■ WRITTEN TASK
According to the forum post about the staff fight at Stone Mountain Middle School, on what day did the school send a letter home to parents?

■ TEXT SECTION

+===+

# Video: Watch As Teachers Fight In Front Of Middle School Students



## gimbap (May 24, 2017)

Teacher & Paraprofessional 


*DEKALB COUNTY, Ga.* - A teacher and a paraprofessional who were caught on camera fighting in front of students at Stone Mountain Middle School have been fired.

“I mean that’s not a good example in front of kids. That was just bad. It was just bad,” parent Valerie Stewart said.

Video shows at least two students trying to break up the fight, but it didn’t work. Another staff member had to intervene to stop the two adults from punching each other.

“We send our kids to school to learn, for an education, not to sit there and witness a fight between two adults,” Stewart said.

School officials are investigating why the fight broke out.

“I really couldn’t believe it. Like I thought it was kids fighting and then found out it was teachers. It was just bad,” student Madison Hall said.

The school sent a letter home to parents on Monday telling them that two staff members were “engaged in a physical altercation that caused a major disturbance in a classroom.” The letter assured parents that they both will face appropriate discipline.

+===+

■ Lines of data
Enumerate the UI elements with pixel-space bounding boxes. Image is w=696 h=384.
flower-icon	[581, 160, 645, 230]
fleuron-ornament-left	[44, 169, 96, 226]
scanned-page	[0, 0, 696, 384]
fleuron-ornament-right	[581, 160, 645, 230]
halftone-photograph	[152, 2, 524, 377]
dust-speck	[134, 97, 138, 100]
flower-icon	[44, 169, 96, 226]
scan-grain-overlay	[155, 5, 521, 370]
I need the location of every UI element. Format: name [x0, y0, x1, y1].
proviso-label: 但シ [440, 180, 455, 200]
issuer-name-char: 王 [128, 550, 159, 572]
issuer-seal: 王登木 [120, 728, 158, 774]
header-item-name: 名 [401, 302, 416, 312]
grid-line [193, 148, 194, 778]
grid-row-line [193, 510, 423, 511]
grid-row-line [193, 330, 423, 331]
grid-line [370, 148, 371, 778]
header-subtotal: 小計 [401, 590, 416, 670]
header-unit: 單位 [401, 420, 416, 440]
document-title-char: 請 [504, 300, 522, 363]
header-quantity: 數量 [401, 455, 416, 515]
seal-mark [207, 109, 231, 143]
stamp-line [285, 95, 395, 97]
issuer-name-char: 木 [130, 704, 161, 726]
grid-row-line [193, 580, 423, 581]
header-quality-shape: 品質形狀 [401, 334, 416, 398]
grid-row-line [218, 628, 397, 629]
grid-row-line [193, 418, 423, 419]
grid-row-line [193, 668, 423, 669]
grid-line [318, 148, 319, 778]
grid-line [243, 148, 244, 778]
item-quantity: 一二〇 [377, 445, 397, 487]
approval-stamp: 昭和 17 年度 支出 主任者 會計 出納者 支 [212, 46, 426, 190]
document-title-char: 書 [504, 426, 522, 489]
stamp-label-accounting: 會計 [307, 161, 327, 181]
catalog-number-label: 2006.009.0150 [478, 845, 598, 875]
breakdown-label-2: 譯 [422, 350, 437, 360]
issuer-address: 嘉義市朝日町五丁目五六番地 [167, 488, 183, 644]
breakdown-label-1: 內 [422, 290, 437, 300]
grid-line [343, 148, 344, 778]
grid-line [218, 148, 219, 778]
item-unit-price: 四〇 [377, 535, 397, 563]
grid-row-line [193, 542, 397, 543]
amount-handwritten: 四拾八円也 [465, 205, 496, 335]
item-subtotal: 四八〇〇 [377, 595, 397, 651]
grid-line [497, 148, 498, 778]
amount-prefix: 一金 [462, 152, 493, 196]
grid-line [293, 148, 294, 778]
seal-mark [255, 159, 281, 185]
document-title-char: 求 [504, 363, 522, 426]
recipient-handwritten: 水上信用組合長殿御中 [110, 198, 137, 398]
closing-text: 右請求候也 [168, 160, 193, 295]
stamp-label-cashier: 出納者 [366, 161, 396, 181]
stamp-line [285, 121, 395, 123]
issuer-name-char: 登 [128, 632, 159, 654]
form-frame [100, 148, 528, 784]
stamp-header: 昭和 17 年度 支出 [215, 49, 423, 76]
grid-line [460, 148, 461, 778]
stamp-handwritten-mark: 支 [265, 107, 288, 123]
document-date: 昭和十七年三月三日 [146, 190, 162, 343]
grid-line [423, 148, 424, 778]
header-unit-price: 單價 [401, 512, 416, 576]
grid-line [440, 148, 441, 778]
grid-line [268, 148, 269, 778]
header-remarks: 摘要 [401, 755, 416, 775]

+===+

■ TASK SOLUTION
Monday